— Your objective —
Images are excluded; otherwise, output every record exactly.

— The input —

/---

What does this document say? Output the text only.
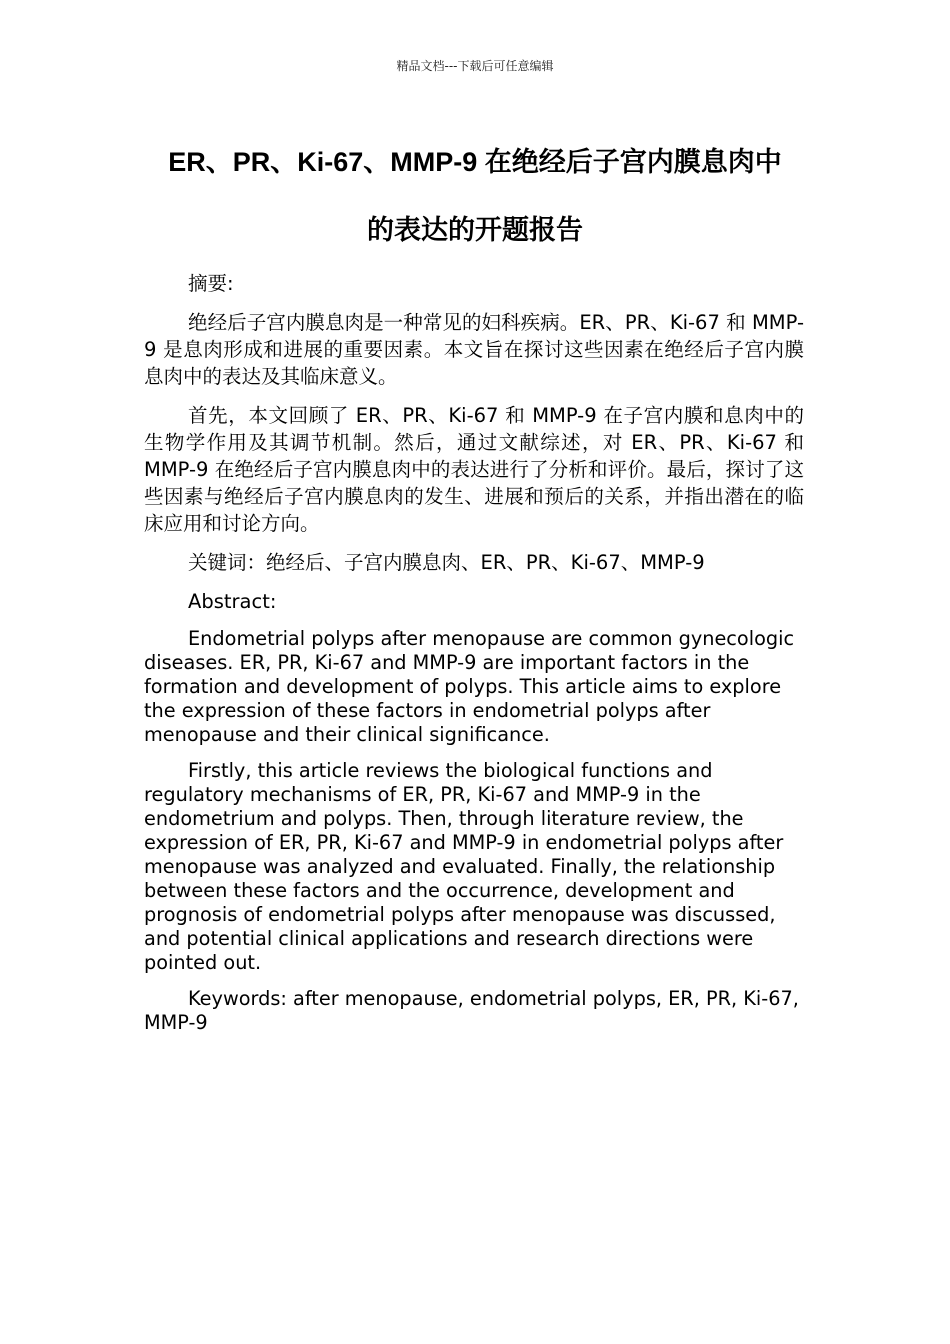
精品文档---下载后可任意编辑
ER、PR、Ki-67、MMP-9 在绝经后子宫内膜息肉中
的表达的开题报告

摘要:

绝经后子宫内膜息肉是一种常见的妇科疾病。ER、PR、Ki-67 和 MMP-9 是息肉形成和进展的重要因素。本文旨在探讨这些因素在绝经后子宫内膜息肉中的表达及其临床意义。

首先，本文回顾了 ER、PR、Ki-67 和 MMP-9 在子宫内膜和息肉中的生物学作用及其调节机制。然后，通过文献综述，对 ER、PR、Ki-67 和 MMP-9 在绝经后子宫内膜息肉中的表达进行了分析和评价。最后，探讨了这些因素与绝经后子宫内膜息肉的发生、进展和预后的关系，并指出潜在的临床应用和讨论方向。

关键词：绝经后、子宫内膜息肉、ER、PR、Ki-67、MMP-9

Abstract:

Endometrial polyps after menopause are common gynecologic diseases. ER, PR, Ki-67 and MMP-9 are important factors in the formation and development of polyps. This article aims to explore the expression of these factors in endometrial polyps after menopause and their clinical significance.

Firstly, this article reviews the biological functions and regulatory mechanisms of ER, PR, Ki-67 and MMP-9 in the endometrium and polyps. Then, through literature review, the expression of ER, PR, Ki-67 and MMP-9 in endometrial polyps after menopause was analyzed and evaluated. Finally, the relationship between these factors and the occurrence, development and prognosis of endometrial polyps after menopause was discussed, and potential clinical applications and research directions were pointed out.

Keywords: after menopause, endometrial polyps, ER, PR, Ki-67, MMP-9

\---

— Task solution —
What does this document say? Output the text only.
精品文档---下载后可任意编辑
ER、PR、Ki-67、MMP-9 在绝经后子宫内膜息肉中
的表达的开题报告

摘要:

绝经后子宫内膜息肉是一种常见的妇科疾病。ER、PR、Ki-67 和 MMP-9 是息肉形成和进展的重要因素。本文旨在探讨这些因素在绝经后子宫内膜息肉中的表达及其临床意义。

首先，本文回顾了 ER、PR、Ki-67 和 MMP-9 在子宫内膜和息肉中的生物学作用及其调节机制。然后，通过文献综述，对 ER、PR、Ki-67 和 MMP-9 在绝经后子宫内膜息肉中的表达进行了分析和评价。最后，探讨了这些因素与绝经后子宫内膜息肉的发生、进展和预后的关系，并指出潜在的临床应用和讨论方向。

关键词：绝经后、子宫内膜息肉、ER、PR、Ki-67、MMP-9

Abstract:

Endometrial polyps after menopause are common gynecologic diseases. ER, PR, Ki-67 and MMP-9 are important factors in the formation and development of polyps. This article aims to explore the expression of these factors in endometrial polyps after menopause and their clinical significance.

Firstly, this article reviews the biological functions and regulatory mechanisms of ER, PR, Ki-67 and MMP-9 in the endometrium and polyps. Then, through literature review, the expression of ER, PR, Ki-67 and MMP-9 in endometrial polyps after menopause was analyzed and evaluated. Finally, the relationship between these factors and the occurrence, development and prognosis of endometrial polyps after menopause was discussed, and potential clinical applications and research directions were pointed out.

Keywords: after menopause, endometrial polyps, ER, PR, Ki-67, MMP-9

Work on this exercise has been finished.